PROMPT: Every line holding the word "name" counts once. Give the total, nothing more.

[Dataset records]

☆ ☆ ☆ ☆ ☆

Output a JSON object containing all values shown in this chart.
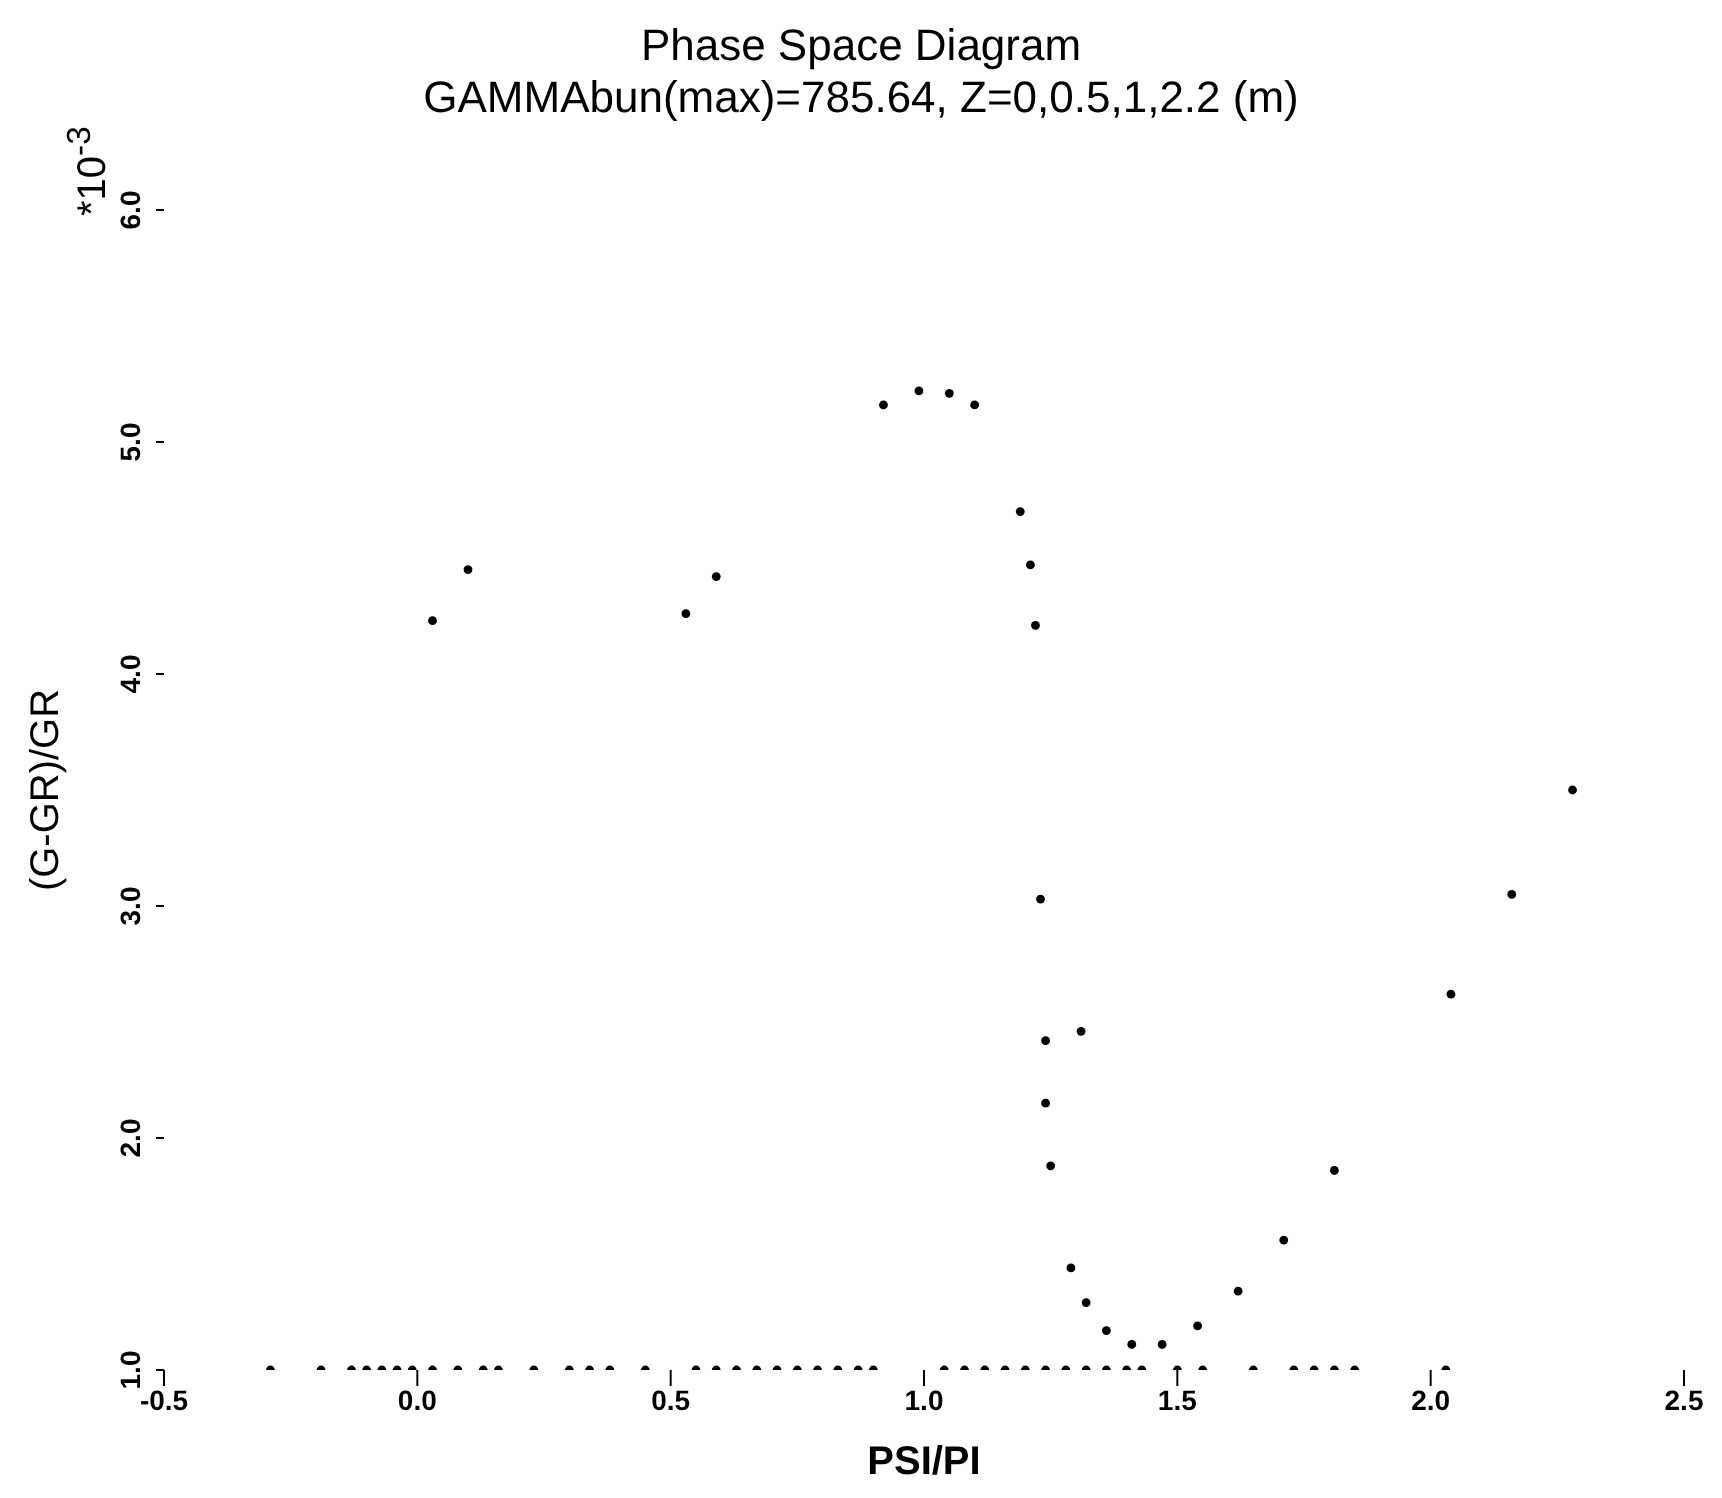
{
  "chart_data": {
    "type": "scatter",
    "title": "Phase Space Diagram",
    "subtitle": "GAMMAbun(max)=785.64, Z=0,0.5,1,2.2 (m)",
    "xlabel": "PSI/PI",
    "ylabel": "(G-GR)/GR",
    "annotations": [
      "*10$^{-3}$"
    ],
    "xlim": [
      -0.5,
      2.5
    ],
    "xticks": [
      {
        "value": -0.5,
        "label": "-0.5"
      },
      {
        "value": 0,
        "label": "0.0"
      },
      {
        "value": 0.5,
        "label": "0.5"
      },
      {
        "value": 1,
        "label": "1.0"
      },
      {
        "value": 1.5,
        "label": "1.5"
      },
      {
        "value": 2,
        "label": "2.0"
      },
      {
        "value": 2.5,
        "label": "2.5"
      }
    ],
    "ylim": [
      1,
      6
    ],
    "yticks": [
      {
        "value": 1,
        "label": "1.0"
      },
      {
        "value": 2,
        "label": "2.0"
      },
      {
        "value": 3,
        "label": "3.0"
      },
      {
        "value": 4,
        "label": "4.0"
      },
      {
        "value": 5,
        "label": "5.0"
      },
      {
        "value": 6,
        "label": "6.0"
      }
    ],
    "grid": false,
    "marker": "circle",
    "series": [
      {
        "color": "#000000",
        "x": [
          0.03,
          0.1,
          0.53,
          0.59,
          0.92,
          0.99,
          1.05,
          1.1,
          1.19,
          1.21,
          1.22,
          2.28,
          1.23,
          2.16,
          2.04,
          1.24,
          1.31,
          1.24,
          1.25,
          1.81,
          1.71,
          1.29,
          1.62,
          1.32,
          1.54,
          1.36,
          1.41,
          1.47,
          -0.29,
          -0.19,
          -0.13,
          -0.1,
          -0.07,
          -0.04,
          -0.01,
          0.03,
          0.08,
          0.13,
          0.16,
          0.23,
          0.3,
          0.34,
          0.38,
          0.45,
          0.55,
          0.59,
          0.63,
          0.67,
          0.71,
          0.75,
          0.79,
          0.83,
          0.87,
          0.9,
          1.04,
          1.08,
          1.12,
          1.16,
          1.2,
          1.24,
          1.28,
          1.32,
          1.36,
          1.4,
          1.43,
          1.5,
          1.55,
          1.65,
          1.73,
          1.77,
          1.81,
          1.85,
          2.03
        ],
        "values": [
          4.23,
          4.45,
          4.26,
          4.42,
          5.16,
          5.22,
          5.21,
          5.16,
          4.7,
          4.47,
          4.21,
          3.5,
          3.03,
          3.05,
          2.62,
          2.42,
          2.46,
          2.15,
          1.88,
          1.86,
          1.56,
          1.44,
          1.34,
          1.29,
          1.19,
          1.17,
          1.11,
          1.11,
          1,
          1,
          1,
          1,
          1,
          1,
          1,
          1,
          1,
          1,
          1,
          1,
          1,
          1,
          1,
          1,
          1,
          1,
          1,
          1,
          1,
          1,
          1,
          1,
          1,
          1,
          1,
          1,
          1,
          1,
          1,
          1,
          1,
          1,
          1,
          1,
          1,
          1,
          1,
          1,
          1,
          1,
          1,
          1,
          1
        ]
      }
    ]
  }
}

☆ ☆ ☆ ☆ ☆

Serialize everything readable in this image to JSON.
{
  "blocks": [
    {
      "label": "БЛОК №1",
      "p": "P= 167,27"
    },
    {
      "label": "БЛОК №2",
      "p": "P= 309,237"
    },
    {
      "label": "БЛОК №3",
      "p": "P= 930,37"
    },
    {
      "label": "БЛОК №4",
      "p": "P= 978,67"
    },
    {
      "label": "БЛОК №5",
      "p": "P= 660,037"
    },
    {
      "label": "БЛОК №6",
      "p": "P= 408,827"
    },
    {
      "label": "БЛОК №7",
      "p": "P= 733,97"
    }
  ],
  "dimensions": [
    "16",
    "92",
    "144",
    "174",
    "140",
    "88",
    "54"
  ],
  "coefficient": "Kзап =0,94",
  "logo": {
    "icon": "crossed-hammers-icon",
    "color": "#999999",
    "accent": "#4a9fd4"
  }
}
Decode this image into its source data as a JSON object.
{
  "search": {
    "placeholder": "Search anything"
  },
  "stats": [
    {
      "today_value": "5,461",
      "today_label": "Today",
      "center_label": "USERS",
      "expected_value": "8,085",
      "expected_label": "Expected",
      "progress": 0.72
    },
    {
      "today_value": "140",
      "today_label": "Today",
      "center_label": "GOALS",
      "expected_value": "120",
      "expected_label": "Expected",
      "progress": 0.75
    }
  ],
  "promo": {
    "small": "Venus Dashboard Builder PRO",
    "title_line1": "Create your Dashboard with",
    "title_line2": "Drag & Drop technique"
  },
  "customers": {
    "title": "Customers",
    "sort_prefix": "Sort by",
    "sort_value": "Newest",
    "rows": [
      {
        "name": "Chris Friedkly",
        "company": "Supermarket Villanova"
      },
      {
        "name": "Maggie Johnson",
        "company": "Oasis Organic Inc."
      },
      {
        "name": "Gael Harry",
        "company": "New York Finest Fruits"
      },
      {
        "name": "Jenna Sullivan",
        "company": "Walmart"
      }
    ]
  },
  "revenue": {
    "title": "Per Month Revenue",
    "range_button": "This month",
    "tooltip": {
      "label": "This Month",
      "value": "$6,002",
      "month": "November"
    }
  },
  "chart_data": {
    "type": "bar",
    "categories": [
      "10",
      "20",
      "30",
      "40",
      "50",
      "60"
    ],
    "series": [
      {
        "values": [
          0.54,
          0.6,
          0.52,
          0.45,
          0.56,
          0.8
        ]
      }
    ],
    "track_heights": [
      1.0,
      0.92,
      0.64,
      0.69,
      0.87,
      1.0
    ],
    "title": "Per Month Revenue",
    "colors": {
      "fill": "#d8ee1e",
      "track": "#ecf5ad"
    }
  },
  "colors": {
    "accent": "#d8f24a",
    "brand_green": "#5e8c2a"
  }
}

☆ ☆ ☆ ☆ ☆

FINAL ANSWER: 4